══ Data to use ══

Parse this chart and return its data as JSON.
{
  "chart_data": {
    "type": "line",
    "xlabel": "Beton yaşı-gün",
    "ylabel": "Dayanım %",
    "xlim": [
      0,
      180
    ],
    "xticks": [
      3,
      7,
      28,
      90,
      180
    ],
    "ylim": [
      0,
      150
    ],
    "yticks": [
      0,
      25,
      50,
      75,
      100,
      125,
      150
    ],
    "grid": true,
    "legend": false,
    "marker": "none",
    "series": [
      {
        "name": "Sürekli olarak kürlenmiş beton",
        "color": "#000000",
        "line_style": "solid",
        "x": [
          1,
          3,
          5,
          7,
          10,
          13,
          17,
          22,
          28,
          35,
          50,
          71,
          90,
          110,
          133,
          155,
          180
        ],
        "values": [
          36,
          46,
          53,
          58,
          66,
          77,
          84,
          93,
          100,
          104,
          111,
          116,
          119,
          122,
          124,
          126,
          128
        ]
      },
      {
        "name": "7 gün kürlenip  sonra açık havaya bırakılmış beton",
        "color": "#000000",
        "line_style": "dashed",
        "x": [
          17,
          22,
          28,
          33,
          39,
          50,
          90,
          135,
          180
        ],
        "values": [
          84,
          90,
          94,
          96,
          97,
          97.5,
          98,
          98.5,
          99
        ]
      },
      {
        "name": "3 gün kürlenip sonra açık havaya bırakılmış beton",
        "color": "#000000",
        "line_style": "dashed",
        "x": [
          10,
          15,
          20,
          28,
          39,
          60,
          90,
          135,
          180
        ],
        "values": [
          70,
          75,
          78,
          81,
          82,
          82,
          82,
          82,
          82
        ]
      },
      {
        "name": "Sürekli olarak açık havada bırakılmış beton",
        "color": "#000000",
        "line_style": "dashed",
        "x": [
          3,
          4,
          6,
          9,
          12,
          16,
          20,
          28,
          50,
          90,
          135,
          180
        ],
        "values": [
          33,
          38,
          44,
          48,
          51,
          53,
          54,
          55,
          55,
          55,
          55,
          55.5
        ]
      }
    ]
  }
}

═══

Work required.
Go through the entries above and pull out each line with "Sürekli" in it.

Final answer.
        "name": "Sürekli olarak kürlenmiş beton",
        "name": "Sürekli olarak açık havada bırakılmış beton",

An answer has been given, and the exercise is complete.